[Stated exercise]
Pull every line out of the data below and reproduce each one word for word, with no changes.

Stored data

_ _ _ _

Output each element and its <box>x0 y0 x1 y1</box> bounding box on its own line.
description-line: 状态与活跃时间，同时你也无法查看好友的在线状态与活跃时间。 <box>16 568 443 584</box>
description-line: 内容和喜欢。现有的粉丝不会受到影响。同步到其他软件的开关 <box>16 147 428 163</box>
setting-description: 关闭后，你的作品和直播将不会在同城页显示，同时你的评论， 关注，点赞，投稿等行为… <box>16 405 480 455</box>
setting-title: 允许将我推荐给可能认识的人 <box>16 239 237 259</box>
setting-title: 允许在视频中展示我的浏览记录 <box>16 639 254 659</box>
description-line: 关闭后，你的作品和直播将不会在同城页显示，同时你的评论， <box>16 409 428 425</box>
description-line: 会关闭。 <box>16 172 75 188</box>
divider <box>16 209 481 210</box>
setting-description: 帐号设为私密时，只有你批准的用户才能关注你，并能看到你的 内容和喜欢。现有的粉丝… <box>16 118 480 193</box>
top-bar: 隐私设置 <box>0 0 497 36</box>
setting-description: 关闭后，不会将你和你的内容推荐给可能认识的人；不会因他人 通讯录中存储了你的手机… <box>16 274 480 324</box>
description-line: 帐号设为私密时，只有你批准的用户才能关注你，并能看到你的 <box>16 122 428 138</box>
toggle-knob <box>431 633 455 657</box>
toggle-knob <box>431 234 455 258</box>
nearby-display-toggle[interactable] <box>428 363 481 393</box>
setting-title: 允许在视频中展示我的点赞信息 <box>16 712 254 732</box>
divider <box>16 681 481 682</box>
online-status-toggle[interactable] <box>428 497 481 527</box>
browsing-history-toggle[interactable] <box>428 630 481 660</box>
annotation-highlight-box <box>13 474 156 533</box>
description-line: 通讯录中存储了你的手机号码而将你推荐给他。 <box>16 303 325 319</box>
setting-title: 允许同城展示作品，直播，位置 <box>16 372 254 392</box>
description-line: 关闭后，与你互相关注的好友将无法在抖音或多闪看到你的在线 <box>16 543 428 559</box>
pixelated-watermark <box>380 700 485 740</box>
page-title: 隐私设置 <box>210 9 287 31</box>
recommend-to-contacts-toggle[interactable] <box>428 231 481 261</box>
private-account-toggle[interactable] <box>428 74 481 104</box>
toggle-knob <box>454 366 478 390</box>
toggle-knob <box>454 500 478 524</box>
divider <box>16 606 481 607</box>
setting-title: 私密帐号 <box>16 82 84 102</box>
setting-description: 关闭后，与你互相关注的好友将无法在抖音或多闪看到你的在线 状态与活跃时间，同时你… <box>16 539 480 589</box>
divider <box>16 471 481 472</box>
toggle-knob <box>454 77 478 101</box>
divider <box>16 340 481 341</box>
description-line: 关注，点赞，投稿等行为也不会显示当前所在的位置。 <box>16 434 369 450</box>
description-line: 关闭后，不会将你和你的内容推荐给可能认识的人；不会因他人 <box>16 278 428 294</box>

_ _ _ _

[Solution to this problem]
Output each element and its <box>x0 y0 x1 y1</box> bounding box on its own line.
description-line: 状态与活跃时间，同时你也无法查看好友的在线状态与活跃时间。 <box>16 568 443 584</box>
description-line: 内容和喜欢。现有的粉丝不会受到影响。同步到其他软件的开关 <box>16 147 428 163</box>
setting-description: 关闭后，你的作品和直播将不会在同城页显示，同时你的评论， 关注，点赞，投稿等行为… <box>16 405 480 455</box>
setting-title: 允许将我推荐给可能认识的人 <box>16 239 237 259</box>
setting-title: 允许在视频中展示我的浏览记录 <box>16 639 254 659</box>
description-line: 关闭后，你的作品和直播将不会在同城页显示，同时你的评论， <box>16 409 428 425</box>
description-line: 会关闭。 <box>16 172 75 188</box>
divider <box>16 209 481 210</box>
setting-description: 帐号设为私密时，只有你批准的用户才能关注你，并能看到你的 内容和喜欢。现有的粉丝… <box>16 118 480 193</box>
top-bar: 隐私设置 <box>0 0 497 36</box>
setting-description: 关闭后，不会将你和你的内容推荐给可能认识的人；不会因他人 通讯录中存储了你的手机… <box>16 274 480 324</box>
description-line: 帐号设为私密时，只有你批准的用户才能关注你，并能看到你的 <box>16 122 428 138</box>
toggle-knob <box>431 633 455 657</box>
toggle-knob <box>431 234 455 258</box>
nearby-display-toggle[interactable] <box>428 363 481 393</box>
setting-title: 允许在视频中展示我的点赞信息 <box>16 712 254 732</box>
divider <box>16 681 481 682</box>
online-status-toggle[interactable] <box>428 497 481 527</box>
browsing-history-toggle[interactable] <box>428 630 481 660</box>
annotation-highlight-box <box>13 474 156 533</box>
description-line: 通讯录中存储了你的手机号码而将你推荐给他。 <box>16 303 325 319</box>
setting-title: 允许同城展示作品，直播，位置 <box>16 372 254 392</box>
description-line: 关闭后，与你互相关注的好友将无法在抖音或多闪看到你的在线 <box>16 543 428 559</box>
pixelated-watermark <box>380 700 485 740</box>
page-title: 隐私设置 <box>210 9 287 31</box>
recommend-to-contacts-toggle[interactable] <box>428 231 481 261</box>
private-account-toggle[interactable] <box>428 74 481 104</box>
toggle-knob <box>454 366 478 390</box>
toggle-knob <box>454 500 478 524</box>
divider <box>16 606 481 607</box>
setting-title: 私密帐号 <box>16 82 84 102</box>
setting-description: 关闭后，与你互相关注的好友将无法在抖音或多闪看到你的在线 状态与活跃时间，同时你… <box>16 539 480 589</box>
divider <box>16 471 481 472</box>
toggle-knob <box>454 77 478 101</box>
divider <box>16 340 481 341</box>
description-line: 关注，点赞，投稿等行为也不会显示当前所在的位置。 <box>16 434 369 450</box>
description-line: 关闭后，不会将你和你的内容推荐给可能认识的人；不会因他人 <box>16 278 428 294</box>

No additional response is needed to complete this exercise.